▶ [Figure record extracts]

____

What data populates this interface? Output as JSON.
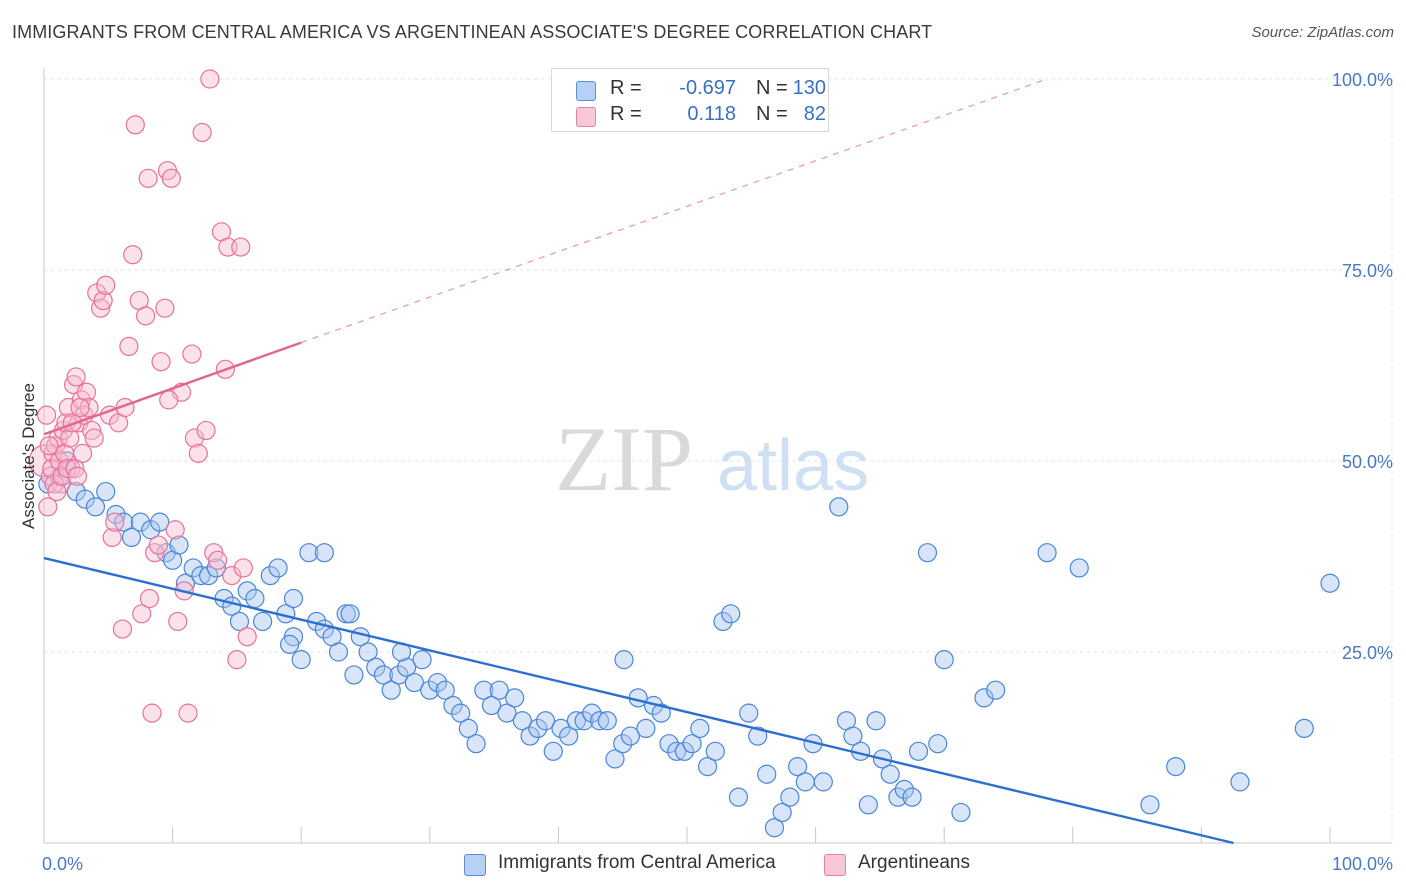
{
  "title": "IMMIGRANTS FROM CENTRAL AMERICA VS ARGENTINEAN ASSOCIATE'S DEGREE CORRELATION CHART",
  "source": "Source: ZipAtlas.com",
  "watermark": {
    "zip": "ZIP",
    "atlas": "atlas"
  },
  "colors": {
    "blue": "#4a86d8",
    "blue_fill": "#a9c6f0",
    "blue_line": "#2d6fd1",
    "pink": "#e8729a",
    "pink_fill": "#f6bdd0",
    "pink_line": "#e0668f",
    "grid": "#e3e3e3",
    "tick_text": "#4a78c2"
  },
  "legend": {
    "r_label": "R =",
    "n_label": "N =",
    "rows": [
      {
        "name": "blue",
        "r": "-0.697",
        "n": "130"
      },
      {
        "name": "pink",
        "r": "0.118",
        "n": "82"
      }
    ]
  },
  "chart_data": {
    "type": "scatter",
    "title": "IMMIGRANTS FROM CENTRAL AMERICA VS ARGENTINEAN ASSOCIATE'S DEGREE CORRELATION CHART",
    "xlabel": "",
    "ylabel": "Associate's Degree",
    "xlim": [
      0,
      100
    ],
    "ylim": [
      0,
      100
    ],
    "x_tick_labels": [
      "0.0%",
      "100.0%"
    ],
    "y_tick_labels": [
      "25.0%",
      "50.0%",
      "75.0%",
      "100.0%"
    ],
    "y_ticks": [
      25,
      50,
      75,
      100
    ],
    "grid": true,
    "legend_position": "top-center",
    "series": [
      {
        "name": "Immigrants from Central America",
        "color": "blue",
        "r": -0.697,
        "n": 130,
        "trend": {
          "x": [
            0,
            92.5
          ],
          "y": [
            37.3,
            0
          ],
          "dashed_to": null
        },
        "points": [
          [
            0.3,
            47
          ],
          [
            1.2,
            48
          ],
          [
            1.8,
            50
          ],
          [
            2.5,
            46
          ],
          [
            3.2,
            45
          ],
          [
            4,
            44
          ],
          [
            4.8,
            46
          ],
          [
            5.6,
            43
          ],
          [
            6.2,
            42
          ],
          [
            6.8,
            40
          ],
          [
            7.5,
            42
          ],
          [
            8.3,
            41
          ],
          [
            9,
            42
          ],
          [
            9.5,
            38
          ],
          [
            10,
            37
          ],
          [
            10.5,
            39
          ],
          [
            11,
            34
          ],
          [
            11.6,
            36
          ],
          [
            12.2,
            35
          ],
          [
            12.8,
            35
          ],
          [
            13.4,
            36
          ],
          [
            14,
            32
          ],
          [
            14.6,
            31
          ],
          [
            15.2,
            29
          ],
          [
            15.8,
            33
          ],
          [
            16.4,
            32
          ],
          [
            17,
            29
          ],
          [
            17.6,
            35
          ],
          [
            18.2,
            36
          ],
          [
            18.8,
            30
          ],
          [
            19.4,
            32
          ],
          [
            19.4,
            27
          ],
          [
            20,
            24
          ],
          [
            20.6,
            38
          ],
          [
            21.2,
            29
          ],
          [
            21.8,
            28
          ],
          [
            22.4,
            27
          ],
          [
            22.9,
            25
          ],
          [
            23.5,
            30
          ],
          [
            24.1,
            22
          ],
          [
            24.6,
            27
          ],
          [
            25.2,
            25
          ],
          [
            25.8,
            23
          ],
          [
            26.4,
            22
          ],
          [
            27,
            20
          ],
          [
            27.6,
            22
          ],
          [
            28.2,
            23
          ],
          [
            28.8,
            21
          ],
          [
            29.4,
            24
          ],
          [
            30,
            20
          ],
          [
            30.6,
            21
          ],
          [
            31.2,
            20
          ],
          [
            31.8,
            18
          ],
          [
            32.4,
            17
          ],
          [
            33,
            15
          ],
          [
            33.6,
            13
          ],
          [
            34.2,
            20
          ],
          [
            34.8,
            18
          ],
          [
            35.4,
            20
          ],
          [
            36,
            17
          ],
          [
            36.6,
            19
          ],
          [
            37.2,
            16
          ],
          [
            37.8,
            14
          ],
          [
            38.4,
            15
          ],
          [
            39,
            16
          ],
          [
            39.6,
            12
          ],
          [
            40.2,
            15
          ],
          [
            40.8,
            14
          ],
          [
            41.4,
            16
          ],
          [
            42,
            16
          ],
          [
            42.6,
            17
          ],
          [
            43.2,
            16
          ],
          [
            43.8,
            16
          ],
          [
            44.4,
            11
          ],
          [
            45,
            13
          ],
          [
            45.6,
            14
          ],
          [
            46.2,
            19
          ],
          [
            46.8,
            15
          ],
          [
            47.4,
            18
          ],
          [
            48,
            17
          ],
          [
            48.6,
            13
          ],
          [
            49.2,
            12
          ],
          [
            49.8,
            12
          ],
          [
            50.4,
            13
          ],
          [
            51,
            15
          ],
          [
            51.6,
            10
          ],
          [
            52.2,
            12
          ],
          [
            52.8,
            29
          ],
          [
            53.4,
            30
          ],
          [
            54,
            6
          ],
          [
            54.8,
            17
          ],
          [
            55.5,
            14
          ],
          [
            56.2,
            9
          ],
          [
            56.8,
            2
          ],
          [
            57.4,
            4
          ],
          [
            58,
            6
          ],
          [
            58.6,
            10
          ],
          [
            59.2,
            8
          ],
          [
            59.8,
            13
          ],
          [
            60.6,
            8
          ],
          [
            61.8,
            44
          ],
          [
            62.4,
            16
          ],
          [
            62.9,
            14
          ],
          [
            63.5,
            12
          ],
          [
            64.1,
            5
          ],
          [
            64.7,
            16
          ],
          [
            65.2,
            11
          ],
          [
            65.8,
            9
          ],
          [
            66.4,
            6
          ],
          [
            66.9,
            7
          ],
          [
            67.5,
            6
          ],
          [
            68,
            12
          ],
          [
            68.7,
            38
          ],
          [
            69.5,
            13
          ],
          [
            70,
            24
          ],
          [
            71.3,
            4
          ],
          [
            73.1,
            19
          ],
          [
            74,
            20
          ],
          [
            78,
            38
          ],
          [
            80.5,
            36
          ],
          [
            86,
            5
          ],
          [
            88,
            10
          ],
          [
            93,
            8
          ],
          [
            98,
            15
          ],
          [
            100,
            34
          ],
          [
            21.8,
            38
          ],
          [
            19.1,
            26
          ],
          [
            23.8,
            30
          ],
          [
            27.8,
            25
          ],
          [
            45.1,
            24
          ]
        ]
      },
      {
        "name": "Argentineans",
        "color": "pink",
        "r": 0.118,
        "n": 82,
        "trend": {
          "x": [
            0,
            20
          ],
          "y": [
            53.5,
            65.5
          ],
          "dashed_to": [
            78,
            100
          ]
        },
        "points": [
          [
            0.1,
            50
          ],
          [
            0.3,
            44
          ],
          [
            0.5,
            48
          ],
          [
            0.7,
            51
          ],
          [
            0.9,
            52
          ],
          [
            1.1,
            53
          ],
          [
            1.3,
            47
          ],
          [
            1.5,
            54
          ],
          [
            1.7,
            55
          ],
          [
            1.9,
            57
          ],
          [
            2.1,
            49
          ],
          [
            2.3,
            60
          ],
          [
            2.5,
            61
          ],
          [
            2.7,
            55
          ],
          [
            2.9,
            58
          ],
          [
            3.1,
            56
          ],
          [
            3.3,
            59
          ],
          [
            3.5,
            57
          ],
          [
            3.7,
            54
          ],
          [
            3.9,
            53
          ],
          [
            4.1,
            72
          ],
          [
            4.4,
            70
          ],
          [
            4.6,
            71
          ],
          [
            4.8,
            73
          ],
          [
            5.1,
            56
          ],
          [
            5.3,
            40
          ],
          [
            5.5,
            42
          ],
          [
            5.8,
            55
          ],
          [
            6.1,
            28
          ],
          [
            6.3,
            57
          ],
          [
            6.6,
            65
          ],
          [
            6.9,
            77
          ],
          [
            7.1,
            94
          ],
          [
            7.4,
            71
          ],
          [
            7.6,
            30
          ],
          [
            7.9,
            69
          ],
          [
            8.1,
            87
          ],
          [
            8.4,
            17
          ],
          [
            8.6,
            38
          ],
          [
            8.9,
            39
          ],
          [
            9.1,
            63
          ],
          [
            9.4,
            70
          ],
          [
            9.6,
            88
          ],
          [
            9.9,
            87
          ],
          [
            10.2,
            41
          ],
          [
            10.4,
            29
          ],
          [
            10.7,
            59
          ],
          [
            10.9,
            33
          ],
          [
            11.2,
            17
          ],
          [
            11.5,
            64
          ],
          [
            11.7,
            53
          ],
          [
            12,
            51
          ],
          [
            12.3,
            93
          ],
          [
            12.6,
            54
          ],
          [
            12.9,
            100
          ],
          [
            13.2,
            38
          ],
          [
            13.5,
            37
          ],
          [
            13.8,
            80
          ],
          [
            14.1,
            62
          ],
          [
            14.3,
            78
          ],
          [
            14.6,
            35
          ],
          [
            15,
            24
          ],
          [
            15.3,
            78
          ],
          [
            15.5,
            36
          ],
          [
            15.8,
            27
          ],
          [
            0.2,
            56
          ],
          [
            0.4,
            52
          ],
          [
            0.6,
            49
          ],
          [
            0.8,
            47
          ],
          [
            1.0,
            46
          ],
          [
            1.2,
            50
          ],
          [
            1.4,
            48
          ],
          [
            1.6,
            51
          ],
          [
            1.8,
            49
          ],
          [
            2.0,
            53
          ],
          [
            2.2,
            55
          ],
          [
            2.4,
            49
          ],
          [
            2.6,
            48
          ],
          [
            2.8,
            57
          ],
          [
            3.0,
            51
          ],
          [
            8.2,
            32
          ],
          [
            9.7,
            58
          ]
        ]
      }
    ]
  },
  "bottom_legend": [
    {
      "name": "blue",
      "label": "Immigrants from Central America"
    },
    {
      "name": "pink",
      "label": "Argentineans"
    }
  ]
}
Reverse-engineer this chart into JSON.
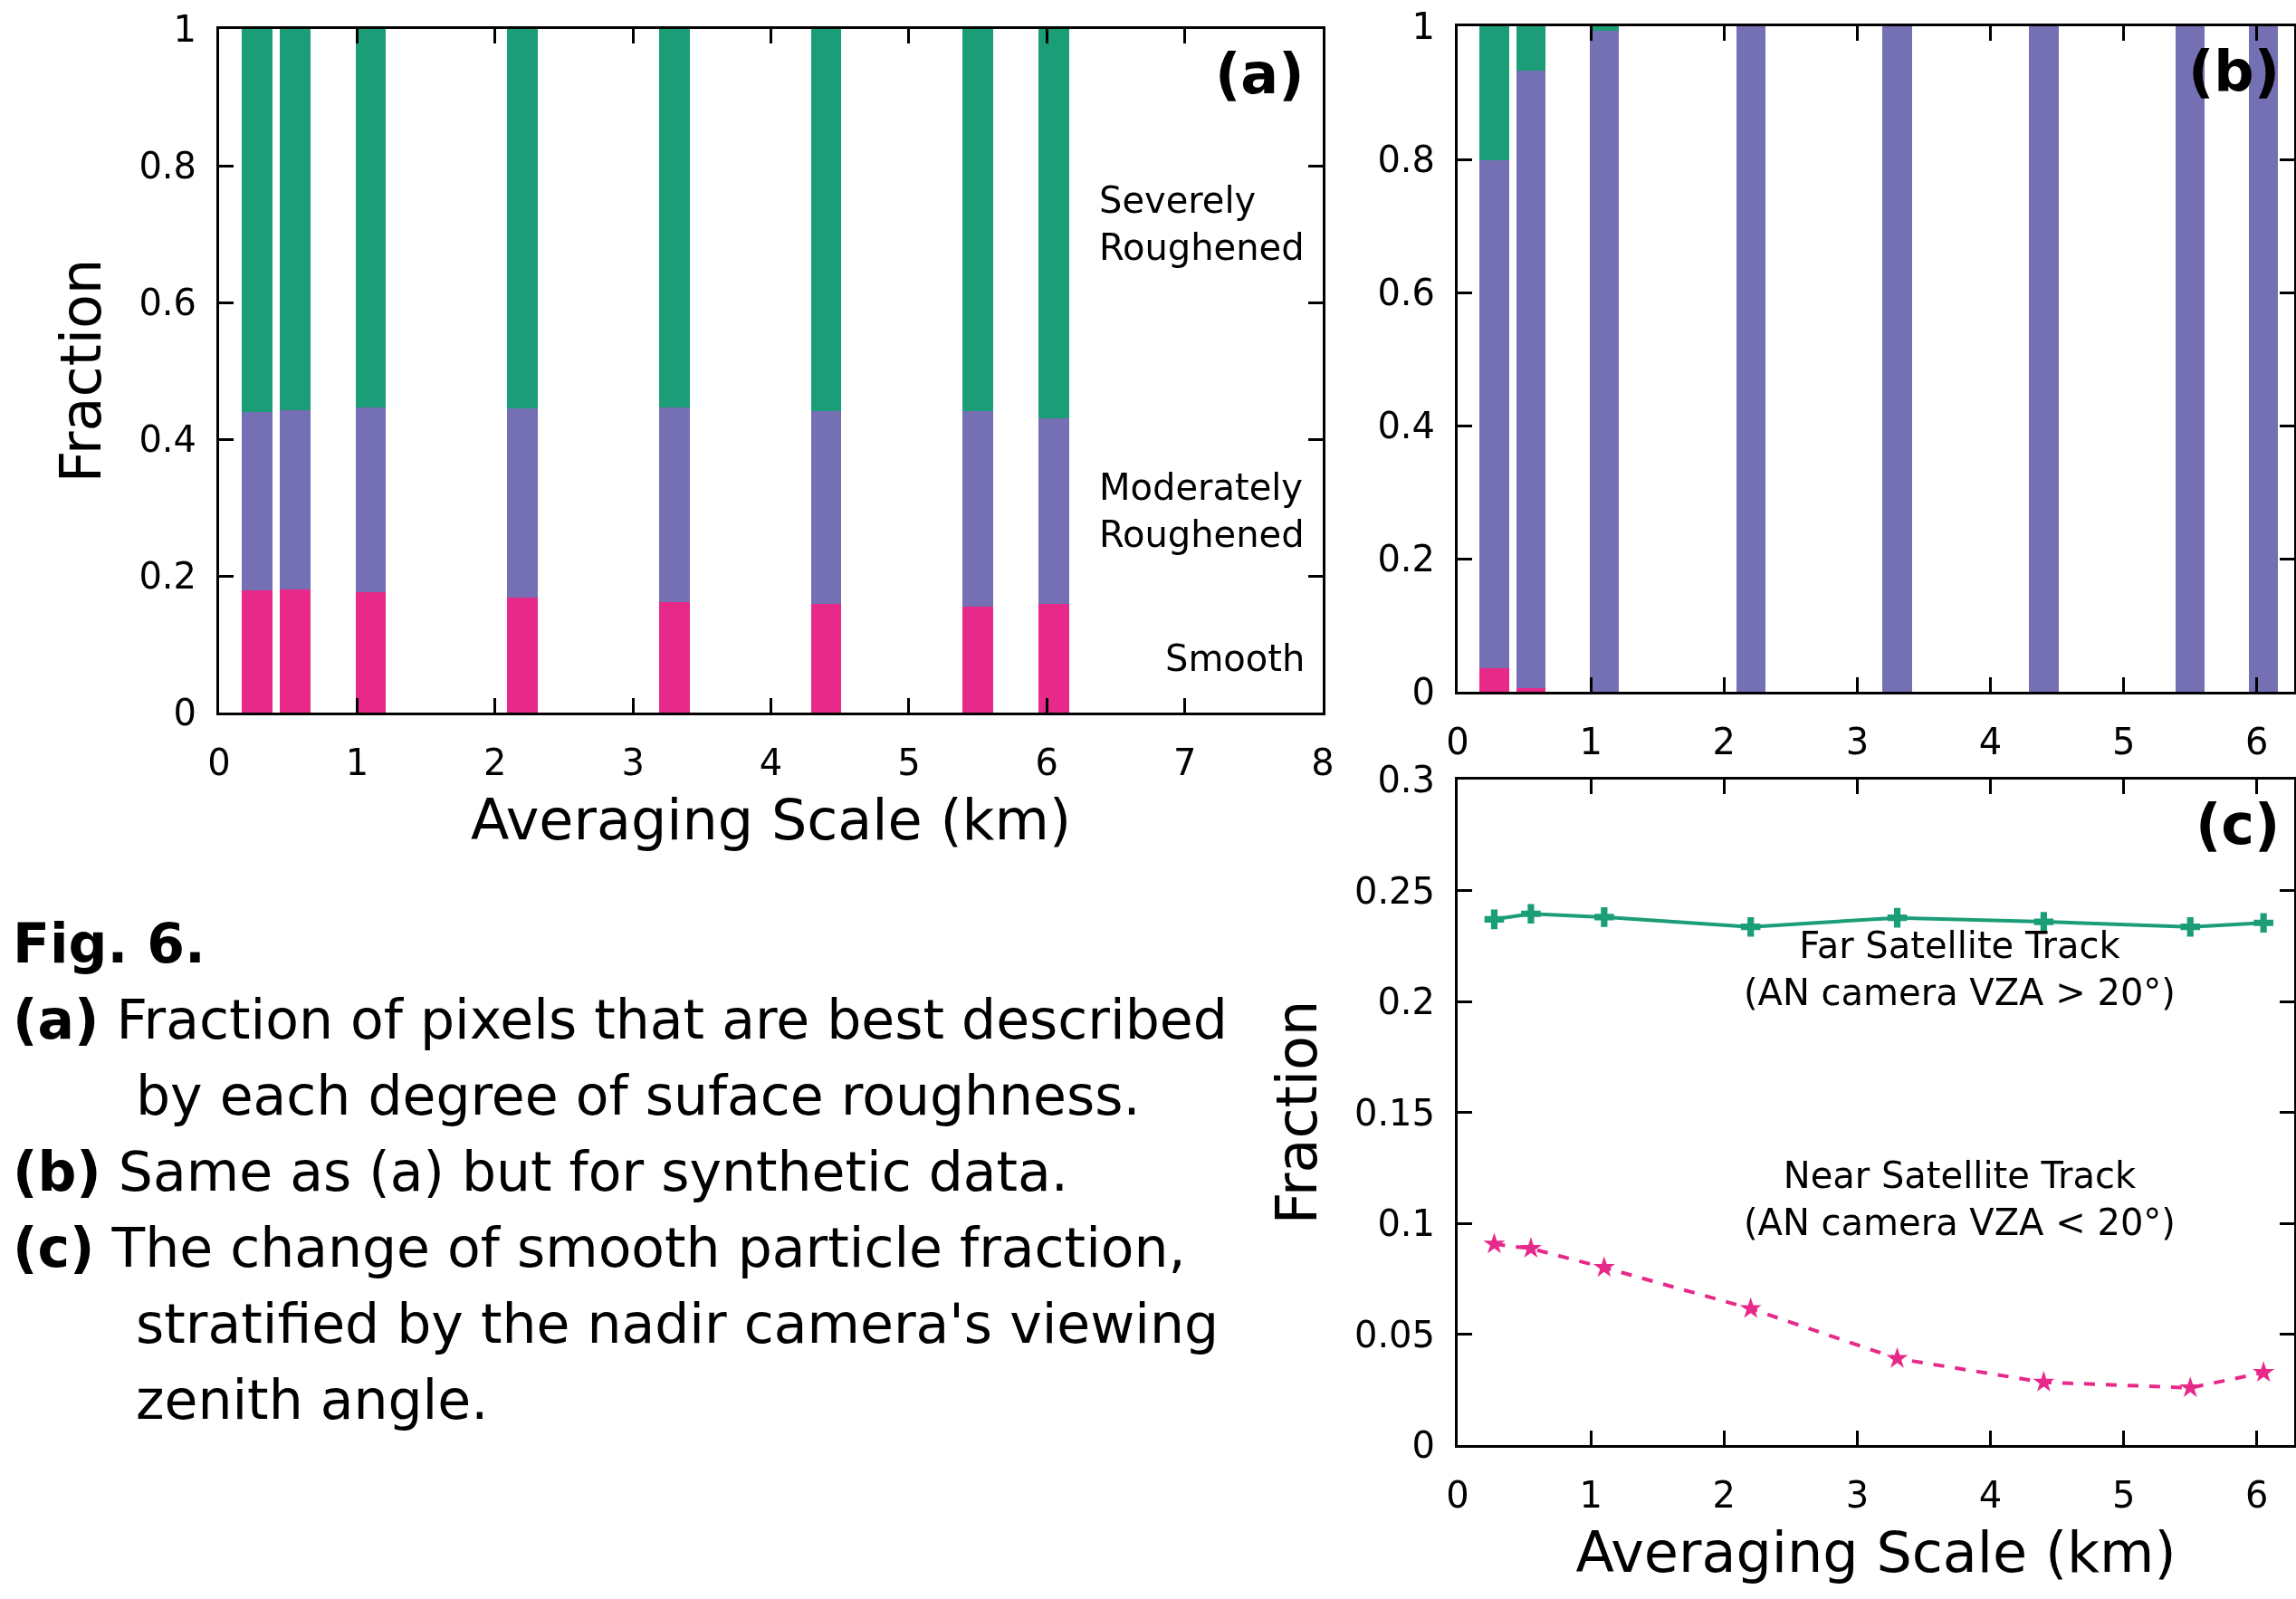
{
  "chart_data": [
    {
      "type": "bar",
      "title": "(a)",
      "xlabel": "Averaging Scale (km)",
      "ylabel": "Fraction",
      "stacked": true,
      "x": [
        0.275,
        0.55,
        1.1,
        2.2,
        3.3,
        4.4,
        5.5,
        6.05
      ],
      "series": [
        {
          "name": "Smooth",
          "color": "#e7298a",
          "values": [
            0.179,
            0.18,
            0.176,
            0.168,
            0.162,
            0.159,
            0.155,
            0.159
          ]
        },
        {
          "name": "Moderately\nRoughened",
          "color": "#7570b3",
          "values": [
            0.261,
            0.263,
            0.271,
            0.277,
            0.285,
            0.282,
            0.286,
            0.272
          ]
        },
        {
          "name": "Severely\nRoughened",
          "color": "#1b9e77",
          "values": [
            0.56,
            0.557,
            0.553,
            0.555,
            0.553,
            0.559,
            0.559,
            0.569
          ]
        }
      ],
      "xlim": [
        0,
        8
      ],
      "xticks": [
        0,
        1,
        2,
        3,
        4,
        5,
        6,
        7,
        8
      ],
      "ylim": [
        0,
        1
      ],
      "yticks": [
        0,
        0.2,
        0.4,
        0.6,
        0.8,
        1
      ],
      "annotations": [
        "Fig. 6.",
        "(a) Fraction of pixels that are best described by each degree of suface roughness.",
        "(b) Same as (a) but for synthetic data.",
        "(c) The change of smooth particle fraction, stratified by the nadir camera's viewing zenith angle."
      ]
    },
    {
      "type": "bar",
      "title": "(b)",
      "stacked": true,
      "x": [
        0.275,
        0.55,
        1.1,
        2.2,
        3.3,
        4.4,
        5.5,
        6.05
      ],
      "series": [
        {
          "color": "#e7298a",
          "values": [
            0.035,
            0.006,
            0,
            0,
            0,
            0,
            0,
            0
          ]
        },
        {
          "color": "#7570b3",
          "values": [
            0.764,
            0.927,
            0.993,
            1,
            1,
            1,
            1,
            1
          ]
        },
        {
          "color": "#1b9e77",
          "values": [
            0.201,
            0.067,
            0.007,
            0,
            0,
            0,
            0,
            0
          ]
        }
      ],
      "xlim": [
        0,
        6.28
      ],
      "xticks": [
        0,
        1,
        2,
        3,
        4,
        5,
        6
      ],
      "ylim": [
        0,
        1
      ],
      "yticks": [
        0,
        0.2,
        0.4,
        0.6,
        0.8,
        1
      ]
    },
    {
      "type": "line",
      "title": "(c)",
      "xlabel": "Averaging Scale (km)",
      "ylabel": "Fraction",
      "x": [
        0.275,
        0.55,
        1.1,
        2.2,
        3.3,
        4.4,
        5.5,
        6.05
      ],
      "series": [
        {
          "name": "Far Satellite Track\n(AN camera VZA > 20°)",
          "color": "#1b9e77",
          "marker": "cross",
          "line_style": "solid",
          "values": [
            0.237,
            0.2395,
            0.238,
            0.2336,
            0.2377,
            0.2359,
            0.2336,
            0.2354
          ]
        },
        {
          "name": "Near Satellite Track\n(AN camera VZA < 20°)",
          "color": "#e7298a",
          "marker": "star",
          "line_style": "dashed",
          "values": [
            0.0906,
            0.0886,
            0.08,
            0.0615,
            0.039,
            0.0283,
            0.0258,
            0.0327
          ]
        }
      ],
      "xlim": [
        0,
        6.28
      ],
      "xticks": [
        0,
        1,
        2,
        3,
        4,
        5,
        6
      ],
      "ylim": [
        0,
        0.3
      ],
      "yticks": [
        0,
        0.05,
        0.1,
        0.15,
        0.2,
        0.25,
        0.3
      ]
    }
  ]
}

____

▶ [Given request]
Pick out the lines containing the string "type" and show them.

▶ [Correct output]
    "type": "scatter",
      "type": "bar",
      "type": "bar",
      "type": "line",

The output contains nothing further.